Provided data:
______________________________

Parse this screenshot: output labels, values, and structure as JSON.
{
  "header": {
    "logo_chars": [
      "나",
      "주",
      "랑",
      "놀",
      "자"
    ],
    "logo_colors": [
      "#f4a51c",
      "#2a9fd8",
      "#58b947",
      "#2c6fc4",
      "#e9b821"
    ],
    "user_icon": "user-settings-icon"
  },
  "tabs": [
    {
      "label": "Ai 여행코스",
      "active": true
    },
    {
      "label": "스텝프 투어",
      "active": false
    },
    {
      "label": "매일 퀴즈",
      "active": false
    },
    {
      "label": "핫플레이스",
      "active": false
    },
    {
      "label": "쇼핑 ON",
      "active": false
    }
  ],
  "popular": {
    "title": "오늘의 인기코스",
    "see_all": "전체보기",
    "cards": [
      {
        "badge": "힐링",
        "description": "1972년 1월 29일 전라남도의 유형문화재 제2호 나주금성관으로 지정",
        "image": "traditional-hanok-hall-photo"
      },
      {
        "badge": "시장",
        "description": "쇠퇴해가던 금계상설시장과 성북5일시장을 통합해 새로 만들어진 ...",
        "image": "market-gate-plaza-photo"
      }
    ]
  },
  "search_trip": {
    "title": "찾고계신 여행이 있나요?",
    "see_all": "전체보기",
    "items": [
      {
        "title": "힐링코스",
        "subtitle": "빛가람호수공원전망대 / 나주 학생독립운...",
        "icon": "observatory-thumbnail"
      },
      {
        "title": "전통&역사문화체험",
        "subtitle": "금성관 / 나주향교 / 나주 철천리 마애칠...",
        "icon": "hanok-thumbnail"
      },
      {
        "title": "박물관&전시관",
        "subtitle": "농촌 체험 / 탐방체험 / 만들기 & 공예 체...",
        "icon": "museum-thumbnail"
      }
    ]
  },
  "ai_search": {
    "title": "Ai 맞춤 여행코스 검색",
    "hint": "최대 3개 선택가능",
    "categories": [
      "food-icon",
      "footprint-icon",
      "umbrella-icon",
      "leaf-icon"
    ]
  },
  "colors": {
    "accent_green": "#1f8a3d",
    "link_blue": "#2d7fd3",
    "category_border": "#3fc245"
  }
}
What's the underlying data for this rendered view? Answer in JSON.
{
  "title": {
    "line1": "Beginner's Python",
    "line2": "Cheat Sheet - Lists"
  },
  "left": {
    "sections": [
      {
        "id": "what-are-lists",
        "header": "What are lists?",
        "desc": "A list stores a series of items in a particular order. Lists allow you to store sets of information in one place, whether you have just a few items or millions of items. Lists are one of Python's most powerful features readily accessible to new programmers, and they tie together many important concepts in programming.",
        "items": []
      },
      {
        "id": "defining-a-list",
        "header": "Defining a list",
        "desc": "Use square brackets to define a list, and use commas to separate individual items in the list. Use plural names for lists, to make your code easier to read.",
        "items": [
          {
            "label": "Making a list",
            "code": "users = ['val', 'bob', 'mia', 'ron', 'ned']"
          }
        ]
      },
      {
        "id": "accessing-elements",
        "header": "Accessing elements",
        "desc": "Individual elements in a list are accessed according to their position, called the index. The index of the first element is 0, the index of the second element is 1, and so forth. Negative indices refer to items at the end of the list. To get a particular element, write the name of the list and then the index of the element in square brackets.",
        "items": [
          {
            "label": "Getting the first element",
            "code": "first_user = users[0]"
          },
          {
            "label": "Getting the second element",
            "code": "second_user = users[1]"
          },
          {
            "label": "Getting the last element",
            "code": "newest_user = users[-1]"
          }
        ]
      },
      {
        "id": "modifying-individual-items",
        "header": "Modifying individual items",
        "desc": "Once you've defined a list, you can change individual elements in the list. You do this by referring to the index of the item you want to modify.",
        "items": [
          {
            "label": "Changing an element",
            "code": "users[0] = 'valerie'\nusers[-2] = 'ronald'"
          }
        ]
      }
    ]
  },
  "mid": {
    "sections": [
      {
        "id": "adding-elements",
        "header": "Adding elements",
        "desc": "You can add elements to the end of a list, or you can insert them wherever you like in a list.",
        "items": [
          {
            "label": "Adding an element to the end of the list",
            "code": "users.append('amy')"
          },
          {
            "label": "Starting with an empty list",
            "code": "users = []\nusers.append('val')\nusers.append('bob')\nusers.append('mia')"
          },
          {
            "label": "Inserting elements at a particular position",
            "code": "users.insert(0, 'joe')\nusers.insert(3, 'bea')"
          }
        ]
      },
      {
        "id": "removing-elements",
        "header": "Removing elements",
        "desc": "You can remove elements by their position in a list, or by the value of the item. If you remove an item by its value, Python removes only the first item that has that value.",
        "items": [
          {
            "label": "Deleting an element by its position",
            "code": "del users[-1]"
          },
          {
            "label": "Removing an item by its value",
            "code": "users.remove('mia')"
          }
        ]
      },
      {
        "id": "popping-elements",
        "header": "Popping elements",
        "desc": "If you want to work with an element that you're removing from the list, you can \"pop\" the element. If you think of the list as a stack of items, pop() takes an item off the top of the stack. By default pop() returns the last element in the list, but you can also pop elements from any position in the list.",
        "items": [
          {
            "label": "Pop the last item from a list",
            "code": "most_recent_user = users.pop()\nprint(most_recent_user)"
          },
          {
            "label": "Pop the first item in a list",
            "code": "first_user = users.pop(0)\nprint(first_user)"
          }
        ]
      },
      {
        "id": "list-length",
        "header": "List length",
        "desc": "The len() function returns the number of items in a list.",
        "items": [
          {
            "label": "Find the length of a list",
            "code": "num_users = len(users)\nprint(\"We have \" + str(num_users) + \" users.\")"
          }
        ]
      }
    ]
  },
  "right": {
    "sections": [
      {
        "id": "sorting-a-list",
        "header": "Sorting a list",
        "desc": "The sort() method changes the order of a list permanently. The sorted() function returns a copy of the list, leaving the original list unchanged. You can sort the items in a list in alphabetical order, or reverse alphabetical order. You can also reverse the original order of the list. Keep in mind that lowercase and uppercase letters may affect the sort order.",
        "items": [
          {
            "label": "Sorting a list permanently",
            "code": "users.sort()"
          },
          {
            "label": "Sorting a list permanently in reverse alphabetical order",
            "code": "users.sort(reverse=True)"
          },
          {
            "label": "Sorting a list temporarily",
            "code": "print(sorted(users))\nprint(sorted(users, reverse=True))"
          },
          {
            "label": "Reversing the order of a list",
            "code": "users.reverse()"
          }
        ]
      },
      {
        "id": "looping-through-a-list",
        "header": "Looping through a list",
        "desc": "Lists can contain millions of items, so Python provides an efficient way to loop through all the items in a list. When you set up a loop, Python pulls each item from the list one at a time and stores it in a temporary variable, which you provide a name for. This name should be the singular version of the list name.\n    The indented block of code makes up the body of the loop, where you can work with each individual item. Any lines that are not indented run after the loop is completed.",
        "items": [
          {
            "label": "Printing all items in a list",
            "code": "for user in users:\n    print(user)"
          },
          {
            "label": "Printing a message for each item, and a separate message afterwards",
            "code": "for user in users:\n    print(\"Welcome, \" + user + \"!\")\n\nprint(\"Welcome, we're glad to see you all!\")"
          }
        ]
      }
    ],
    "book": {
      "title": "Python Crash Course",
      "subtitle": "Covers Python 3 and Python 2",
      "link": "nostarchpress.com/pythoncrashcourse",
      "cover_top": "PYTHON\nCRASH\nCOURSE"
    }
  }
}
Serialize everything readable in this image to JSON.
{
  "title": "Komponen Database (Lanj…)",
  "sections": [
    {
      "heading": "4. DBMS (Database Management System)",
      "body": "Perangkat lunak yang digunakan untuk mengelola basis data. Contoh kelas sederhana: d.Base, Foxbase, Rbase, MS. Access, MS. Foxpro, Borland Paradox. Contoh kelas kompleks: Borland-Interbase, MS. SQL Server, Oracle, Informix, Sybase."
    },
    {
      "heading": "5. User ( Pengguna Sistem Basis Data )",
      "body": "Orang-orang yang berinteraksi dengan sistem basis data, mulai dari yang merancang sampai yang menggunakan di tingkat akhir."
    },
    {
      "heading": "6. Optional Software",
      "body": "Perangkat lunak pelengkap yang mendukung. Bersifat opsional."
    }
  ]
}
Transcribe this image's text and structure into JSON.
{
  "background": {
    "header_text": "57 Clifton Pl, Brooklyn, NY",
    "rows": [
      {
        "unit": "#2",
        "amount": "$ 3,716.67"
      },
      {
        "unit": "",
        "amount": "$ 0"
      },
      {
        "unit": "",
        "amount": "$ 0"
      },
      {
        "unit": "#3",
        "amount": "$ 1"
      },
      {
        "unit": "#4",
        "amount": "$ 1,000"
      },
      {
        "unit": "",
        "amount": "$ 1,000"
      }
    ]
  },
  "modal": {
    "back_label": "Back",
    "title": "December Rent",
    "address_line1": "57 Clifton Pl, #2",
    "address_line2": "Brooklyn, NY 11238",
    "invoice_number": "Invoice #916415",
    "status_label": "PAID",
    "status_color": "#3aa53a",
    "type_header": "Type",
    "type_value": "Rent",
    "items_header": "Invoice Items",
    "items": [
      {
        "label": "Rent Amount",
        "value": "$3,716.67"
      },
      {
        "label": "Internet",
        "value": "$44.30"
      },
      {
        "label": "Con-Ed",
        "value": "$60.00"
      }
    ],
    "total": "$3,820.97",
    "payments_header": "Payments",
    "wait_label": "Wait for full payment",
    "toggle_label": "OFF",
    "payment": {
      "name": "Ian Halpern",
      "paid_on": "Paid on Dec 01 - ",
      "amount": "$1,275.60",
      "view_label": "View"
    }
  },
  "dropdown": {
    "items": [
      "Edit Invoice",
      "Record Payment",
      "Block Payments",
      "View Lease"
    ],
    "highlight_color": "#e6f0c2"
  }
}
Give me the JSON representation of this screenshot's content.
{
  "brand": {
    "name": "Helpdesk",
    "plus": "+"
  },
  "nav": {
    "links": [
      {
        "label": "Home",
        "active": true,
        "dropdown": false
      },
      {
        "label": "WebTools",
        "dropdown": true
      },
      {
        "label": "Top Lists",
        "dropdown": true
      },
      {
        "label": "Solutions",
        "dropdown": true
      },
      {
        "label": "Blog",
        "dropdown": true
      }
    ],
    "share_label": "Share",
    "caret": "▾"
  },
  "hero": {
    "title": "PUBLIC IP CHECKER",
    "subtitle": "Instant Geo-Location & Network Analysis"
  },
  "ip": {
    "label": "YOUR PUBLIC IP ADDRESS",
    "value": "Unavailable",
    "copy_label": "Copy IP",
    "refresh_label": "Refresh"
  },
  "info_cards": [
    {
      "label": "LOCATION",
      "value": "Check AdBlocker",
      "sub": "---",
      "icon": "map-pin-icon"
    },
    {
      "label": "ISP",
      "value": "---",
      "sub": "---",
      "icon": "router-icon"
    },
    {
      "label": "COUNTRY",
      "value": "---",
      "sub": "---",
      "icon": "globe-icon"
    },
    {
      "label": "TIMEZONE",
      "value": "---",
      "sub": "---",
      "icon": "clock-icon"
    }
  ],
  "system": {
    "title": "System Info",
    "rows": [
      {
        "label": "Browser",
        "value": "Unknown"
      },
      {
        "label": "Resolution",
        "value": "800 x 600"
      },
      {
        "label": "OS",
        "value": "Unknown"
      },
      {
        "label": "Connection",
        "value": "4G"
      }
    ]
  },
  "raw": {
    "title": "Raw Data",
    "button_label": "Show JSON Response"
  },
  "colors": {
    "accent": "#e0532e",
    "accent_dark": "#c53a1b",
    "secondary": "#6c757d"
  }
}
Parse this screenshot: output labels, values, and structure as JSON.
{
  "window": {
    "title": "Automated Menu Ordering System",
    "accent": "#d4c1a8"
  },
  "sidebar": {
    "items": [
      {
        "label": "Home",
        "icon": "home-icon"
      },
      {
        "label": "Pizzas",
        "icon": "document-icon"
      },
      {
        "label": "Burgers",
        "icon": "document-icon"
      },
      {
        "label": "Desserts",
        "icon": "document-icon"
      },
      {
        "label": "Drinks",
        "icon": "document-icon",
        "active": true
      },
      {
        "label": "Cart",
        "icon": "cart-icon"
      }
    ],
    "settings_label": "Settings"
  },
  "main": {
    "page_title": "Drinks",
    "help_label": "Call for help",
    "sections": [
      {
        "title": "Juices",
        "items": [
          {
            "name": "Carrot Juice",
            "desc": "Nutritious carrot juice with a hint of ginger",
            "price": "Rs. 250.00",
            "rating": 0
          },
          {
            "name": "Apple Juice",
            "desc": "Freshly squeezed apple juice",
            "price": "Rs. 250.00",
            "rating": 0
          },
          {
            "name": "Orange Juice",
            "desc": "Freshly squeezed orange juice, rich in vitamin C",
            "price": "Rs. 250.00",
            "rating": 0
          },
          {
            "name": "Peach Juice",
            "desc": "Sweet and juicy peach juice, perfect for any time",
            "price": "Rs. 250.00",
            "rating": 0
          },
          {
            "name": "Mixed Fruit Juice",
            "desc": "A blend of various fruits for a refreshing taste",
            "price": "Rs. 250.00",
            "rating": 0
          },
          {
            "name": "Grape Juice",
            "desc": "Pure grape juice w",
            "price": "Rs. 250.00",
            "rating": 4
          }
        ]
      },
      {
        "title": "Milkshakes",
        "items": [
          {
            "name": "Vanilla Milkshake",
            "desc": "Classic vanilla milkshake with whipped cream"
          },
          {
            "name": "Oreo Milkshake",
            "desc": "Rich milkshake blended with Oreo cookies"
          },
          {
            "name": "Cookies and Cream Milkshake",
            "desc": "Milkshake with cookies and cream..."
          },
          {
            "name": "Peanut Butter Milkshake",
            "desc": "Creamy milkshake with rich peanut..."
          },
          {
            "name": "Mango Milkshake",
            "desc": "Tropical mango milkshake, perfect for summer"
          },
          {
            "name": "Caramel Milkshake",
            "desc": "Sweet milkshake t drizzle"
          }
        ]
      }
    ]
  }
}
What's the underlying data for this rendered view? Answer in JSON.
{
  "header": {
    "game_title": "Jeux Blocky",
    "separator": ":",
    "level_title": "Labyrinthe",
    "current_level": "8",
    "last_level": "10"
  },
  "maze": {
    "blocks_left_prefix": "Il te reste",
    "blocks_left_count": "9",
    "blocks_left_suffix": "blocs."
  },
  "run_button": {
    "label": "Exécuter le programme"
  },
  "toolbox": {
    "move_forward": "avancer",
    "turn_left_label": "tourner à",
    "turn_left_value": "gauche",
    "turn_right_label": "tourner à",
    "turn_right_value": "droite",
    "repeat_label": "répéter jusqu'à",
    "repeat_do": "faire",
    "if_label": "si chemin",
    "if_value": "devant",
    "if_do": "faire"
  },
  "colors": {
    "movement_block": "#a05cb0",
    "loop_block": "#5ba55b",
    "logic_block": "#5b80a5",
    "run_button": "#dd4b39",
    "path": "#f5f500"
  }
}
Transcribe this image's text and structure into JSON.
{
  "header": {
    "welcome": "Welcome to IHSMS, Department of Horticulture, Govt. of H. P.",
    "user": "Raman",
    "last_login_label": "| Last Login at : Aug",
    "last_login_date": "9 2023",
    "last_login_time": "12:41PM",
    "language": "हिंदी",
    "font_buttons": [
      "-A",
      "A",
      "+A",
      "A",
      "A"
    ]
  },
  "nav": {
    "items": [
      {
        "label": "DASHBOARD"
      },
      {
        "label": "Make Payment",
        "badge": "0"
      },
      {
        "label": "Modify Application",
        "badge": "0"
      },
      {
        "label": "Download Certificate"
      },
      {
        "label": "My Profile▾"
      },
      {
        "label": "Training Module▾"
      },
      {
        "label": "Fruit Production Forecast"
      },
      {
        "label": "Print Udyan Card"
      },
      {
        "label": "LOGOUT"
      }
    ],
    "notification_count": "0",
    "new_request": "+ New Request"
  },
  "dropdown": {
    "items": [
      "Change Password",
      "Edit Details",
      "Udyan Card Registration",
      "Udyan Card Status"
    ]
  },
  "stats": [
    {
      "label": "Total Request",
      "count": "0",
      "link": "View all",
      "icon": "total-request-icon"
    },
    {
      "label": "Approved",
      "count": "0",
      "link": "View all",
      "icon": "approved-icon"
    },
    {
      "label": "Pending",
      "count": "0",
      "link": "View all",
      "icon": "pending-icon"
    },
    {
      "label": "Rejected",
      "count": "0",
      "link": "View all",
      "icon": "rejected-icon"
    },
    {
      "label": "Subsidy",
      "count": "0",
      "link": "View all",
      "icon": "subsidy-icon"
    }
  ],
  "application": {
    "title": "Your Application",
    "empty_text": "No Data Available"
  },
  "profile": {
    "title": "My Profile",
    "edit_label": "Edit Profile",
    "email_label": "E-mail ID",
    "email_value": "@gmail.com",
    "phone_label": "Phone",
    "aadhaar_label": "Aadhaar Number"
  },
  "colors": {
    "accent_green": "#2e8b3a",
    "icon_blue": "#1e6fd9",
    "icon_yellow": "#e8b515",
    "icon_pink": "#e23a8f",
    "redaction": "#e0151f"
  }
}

______________________________

Goal:
Pick out, from the lines above, every one that contains the string "append".

Solved exercise:
            "code": "users.append('amy')"
            "code": "users = []\nusers.append('val')\nusers.append('bob')\nusers.append('mia')"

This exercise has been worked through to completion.